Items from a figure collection
>>>

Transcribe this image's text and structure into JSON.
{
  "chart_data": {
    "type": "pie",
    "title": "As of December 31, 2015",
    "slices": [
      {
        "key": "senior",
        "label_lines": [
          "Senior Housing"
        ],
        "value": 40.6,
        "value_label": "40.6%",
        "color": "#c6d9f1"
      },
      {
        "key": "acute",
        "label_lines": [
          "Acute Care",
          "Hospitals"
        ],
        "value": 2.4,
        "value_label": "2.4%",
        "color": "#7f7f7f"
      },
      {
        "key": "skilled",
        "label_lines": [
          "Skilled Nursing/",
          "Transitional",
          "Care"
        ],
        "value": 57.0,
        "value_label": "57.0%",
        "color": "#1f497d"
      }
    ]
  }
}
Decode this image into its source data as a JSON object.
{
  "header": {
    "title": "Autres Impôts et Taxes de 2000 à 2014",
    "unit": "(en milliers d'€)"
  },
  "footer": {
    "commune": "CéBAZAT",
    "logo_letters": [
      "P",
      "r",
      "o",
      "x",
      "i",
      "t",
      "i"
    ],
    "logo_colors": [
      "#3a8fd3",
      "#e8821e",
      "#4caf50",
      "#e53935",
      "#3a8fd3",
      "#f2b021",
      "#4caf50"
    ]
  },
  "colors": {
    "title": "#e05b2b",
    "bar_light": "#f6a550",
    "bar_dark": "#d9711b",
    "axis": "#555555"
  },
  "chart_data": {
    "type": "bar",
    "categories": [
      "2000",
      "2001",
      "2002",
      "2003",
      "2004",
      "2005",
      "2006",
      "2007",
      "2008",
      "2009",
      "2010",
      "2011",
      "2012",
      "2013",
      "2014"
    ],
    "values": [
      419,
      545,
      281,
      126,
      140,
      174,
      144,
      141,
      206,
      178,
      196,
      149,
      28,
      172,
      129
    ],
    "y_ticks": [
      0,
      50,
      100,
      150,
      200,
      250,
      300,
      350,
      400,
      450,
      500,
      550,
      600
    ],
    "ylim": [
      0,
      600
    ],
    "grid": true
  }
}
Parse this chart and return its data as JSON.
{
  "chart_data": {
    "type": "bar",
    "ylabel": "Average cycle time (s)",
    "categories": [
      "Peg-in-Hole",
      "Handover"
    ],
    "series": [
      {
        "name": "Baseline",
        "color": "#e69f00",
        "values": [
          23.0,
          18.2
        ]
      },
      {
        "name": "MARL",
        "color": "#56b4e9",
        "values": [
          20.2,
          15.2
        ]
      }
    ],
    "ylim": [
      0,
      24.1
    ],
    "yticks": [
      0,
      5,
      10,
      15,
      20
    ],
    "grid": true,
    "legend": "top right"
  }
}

<<<
>>>

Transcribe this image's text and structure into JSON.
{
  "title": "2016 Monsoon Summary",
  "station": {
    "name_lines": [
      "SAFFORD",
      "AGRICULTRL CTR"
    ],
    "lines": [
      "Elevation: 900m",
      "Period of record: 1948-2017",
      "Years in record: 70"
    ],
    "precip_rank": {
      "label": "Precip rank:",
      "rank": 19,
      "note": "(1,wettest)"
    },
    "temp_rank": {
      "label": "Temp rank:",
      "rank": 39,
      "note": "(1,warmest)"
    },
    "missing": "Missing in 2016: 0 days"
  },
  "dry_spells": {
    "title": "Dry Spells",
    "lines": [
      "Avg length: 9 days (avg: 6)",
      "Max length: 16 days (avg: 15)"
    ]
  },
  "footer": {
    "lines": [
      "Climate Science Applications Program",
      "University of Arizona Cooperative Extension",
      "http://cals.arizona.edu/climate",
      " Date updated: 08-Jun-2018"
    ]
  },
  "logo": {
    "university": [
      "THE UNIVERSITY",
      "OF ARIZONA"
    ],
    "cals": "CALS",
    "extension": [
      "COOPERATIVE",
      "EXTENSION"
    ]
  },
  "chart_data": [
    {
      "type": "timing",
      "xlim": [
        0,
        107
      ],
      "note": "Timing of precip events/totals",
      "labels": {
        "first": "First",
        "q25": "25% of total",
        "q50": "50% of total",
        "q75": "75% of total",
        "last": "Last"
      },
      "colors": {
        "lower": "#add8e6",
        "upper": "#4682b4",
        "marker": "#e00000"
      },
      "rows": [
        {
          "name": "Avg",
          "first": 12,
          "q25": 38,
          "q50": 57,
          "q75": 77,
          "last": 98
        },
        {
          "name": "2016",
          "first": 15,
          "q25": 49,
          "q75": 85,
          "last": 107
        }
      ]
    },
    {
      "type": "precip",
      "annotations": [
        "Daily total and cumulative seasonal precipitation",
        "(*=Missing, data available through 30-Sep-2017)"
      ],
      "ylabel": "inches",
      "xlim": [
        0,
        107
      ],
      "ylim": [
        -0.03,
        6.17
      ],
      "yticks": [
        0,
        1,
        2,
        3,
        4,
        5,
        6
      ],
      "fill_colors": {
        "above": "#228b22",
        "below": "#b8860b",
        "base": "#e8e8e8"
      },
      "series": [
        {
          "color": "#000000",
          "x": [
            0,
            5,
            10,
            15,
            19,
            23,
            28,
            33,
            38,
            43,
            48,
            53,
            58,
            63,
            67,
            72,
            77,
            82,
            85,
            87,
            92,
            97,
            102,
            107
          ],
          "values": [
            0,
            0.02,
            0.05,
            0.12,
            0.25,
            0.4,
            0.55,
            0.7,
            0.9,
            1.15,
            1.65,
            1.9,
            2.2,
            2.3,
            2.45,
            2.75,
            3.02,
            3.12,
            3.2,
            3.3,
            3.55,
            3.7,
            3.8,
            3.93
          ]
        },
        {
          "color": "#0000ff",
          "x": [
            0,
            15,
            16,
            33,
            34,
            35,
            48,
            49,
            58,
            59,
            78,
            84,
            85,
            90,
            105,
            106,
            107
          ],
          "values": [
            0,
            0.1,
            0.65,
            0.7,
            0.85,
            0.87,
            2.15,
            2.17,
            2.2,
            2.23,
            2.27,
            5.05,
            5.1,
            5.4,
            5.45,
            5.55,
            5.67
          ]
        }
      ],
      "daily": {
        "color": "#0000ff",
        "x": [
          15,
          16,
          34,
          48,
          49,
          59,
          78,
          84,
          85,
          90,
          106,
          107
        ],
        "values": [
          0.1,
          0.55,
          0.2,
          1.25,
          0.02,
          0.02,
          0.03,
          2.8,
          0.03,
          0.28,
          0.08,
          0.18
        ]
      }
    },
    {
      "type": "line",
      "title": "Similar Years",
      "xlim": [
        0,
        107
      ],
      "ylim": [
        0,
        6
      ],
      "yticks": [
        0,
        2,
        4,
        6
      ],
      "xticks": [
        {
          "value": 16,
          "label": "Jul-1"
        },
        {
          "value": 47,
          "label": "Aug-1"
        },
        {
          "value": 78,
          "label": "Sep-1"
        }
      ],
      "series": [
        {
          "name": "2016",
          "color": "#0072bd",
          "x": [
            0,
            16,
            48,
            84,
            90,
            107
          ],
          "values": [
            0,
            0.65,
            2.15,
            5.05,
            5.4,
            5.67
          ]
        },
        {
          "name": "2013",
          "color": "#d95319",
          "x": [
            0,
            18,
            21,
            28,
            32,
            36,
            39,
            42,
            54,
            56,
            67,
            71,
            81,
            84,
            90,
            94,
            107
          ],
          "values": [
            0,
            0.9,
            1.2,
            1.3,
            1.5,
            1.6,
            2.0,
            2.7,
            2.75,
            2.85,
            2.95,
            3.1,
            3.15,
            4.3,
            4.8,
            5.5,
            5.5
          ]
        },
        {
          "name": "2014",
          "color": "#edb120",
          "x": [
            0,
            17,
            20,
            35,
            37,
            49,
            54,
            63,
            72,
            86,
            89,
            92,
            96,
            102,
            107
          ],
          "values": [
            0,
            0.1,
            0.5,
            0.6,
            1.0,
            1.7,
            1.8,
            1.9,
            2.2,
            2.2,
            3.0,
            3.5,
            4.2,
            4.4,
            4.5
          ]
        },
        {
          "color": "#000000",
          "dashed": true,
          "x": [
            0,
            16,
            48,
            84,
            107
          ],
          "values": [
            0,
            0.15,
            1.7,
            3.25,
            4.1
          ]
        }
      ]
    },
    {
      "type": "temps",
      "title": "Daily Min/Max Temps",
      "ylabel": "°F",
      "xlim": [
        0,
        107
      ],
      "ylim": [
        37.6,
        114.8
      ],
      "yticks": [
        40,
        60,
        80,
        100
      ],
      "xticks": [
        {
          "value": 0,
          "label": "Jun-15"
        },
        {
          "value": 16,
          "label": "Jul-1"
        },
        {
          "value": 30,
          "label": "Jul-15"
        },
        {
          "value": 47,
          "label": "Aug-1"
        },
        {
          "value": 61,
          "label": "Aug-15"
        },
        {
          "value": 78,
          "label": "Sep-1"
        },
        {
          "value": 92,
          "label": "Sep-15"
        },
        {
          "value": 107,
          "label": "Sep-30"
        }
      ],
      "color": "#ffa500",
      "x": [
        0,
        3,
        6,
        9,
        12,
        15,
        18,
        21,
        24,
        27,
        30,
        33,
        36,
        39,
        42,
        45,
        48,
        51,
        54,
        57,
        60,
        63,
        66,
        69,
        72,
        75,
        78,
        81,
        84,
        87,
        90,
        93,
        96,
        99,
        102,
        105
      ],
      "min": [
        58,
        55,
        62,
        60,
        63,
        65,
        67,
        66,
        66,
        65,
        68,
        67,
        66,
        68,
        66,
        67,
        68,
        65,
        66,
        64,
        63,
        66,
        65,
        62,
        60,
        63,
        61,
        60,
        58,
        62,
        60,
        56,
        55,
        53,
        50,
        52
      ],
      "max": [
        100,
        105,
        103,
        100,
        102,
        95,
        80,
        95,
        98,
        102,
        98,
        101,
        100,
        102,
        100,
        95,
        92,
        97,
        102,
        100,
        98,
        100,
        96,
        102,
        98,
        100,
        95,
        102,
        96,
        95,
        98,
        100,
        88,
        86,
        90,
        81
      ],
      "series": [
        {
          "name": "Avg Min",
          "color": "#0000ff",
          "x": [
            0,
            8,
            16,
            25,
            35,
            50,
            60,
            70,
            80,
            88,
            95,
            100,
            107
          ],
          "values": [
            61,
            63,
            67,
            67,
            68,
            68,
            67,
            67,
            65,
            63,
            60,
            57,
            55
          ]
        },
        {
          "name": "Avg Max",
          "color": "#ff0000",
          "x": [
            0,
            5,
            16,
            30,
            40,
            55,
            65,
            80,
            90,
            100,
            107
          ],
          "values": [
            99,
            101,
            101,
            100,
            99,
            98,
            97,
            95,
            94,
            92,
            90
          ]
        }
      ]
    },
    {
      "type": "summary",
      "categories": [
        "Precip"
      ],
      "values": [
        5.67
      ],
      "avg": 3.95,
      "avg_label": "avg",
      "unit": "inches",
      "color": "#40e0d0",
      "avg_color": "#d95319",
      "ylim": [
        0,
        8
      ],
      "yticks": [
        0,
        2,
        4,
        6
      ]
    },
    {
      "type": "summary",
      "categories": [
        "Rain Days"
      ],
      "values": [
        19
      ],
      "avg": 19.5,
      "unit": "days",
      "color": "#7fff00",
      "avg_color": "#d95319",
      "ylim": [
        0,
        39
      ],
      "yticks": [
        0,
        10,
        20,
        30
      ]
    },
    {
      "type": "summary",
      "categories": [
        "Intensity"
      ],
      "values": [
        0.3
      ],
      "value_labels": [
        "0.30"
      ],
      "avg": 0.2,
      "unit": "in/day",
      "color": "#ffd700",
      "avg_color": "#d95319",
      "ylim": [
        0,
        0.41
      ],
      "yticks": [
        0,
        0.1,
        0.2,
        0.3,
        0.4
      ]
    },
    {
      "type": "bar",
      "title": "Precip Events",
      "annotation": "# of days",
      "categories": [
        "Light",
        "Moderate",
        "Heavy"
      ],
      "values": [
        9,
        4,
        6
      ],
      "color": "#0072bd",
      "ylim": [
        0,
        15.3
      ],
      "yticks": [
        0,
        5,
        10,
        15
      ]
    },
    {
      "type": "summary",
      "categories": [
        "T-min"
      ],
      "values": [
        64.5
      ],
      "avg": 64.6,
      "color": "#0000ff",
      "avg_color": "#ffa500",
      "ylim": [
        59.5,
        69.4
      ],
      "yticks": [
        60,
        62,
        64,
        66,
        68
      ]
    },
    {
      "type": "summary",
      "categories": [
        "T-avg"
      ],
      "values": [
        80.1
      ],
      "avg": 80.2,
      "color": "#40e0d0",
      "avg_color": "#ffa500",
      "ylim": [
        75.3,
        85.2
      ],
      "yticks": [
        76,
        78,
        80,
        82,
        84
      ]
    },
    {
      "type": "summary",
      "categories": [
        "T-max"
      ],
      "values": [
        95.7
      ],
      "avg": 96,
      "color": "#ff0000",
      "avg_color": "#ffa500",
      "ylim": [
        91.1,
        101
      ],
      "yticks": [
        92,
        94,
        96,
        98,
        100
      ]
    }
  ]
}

<<<

▶ WORK TO COMPLETE: Copy every line of the listing that contains the word "unit".

▶ FINISHED EXERCISE:
    "unit": "(en milliers d'€)"
      "unit": "inches",
      "unit": "days",
      "unit": "in/day",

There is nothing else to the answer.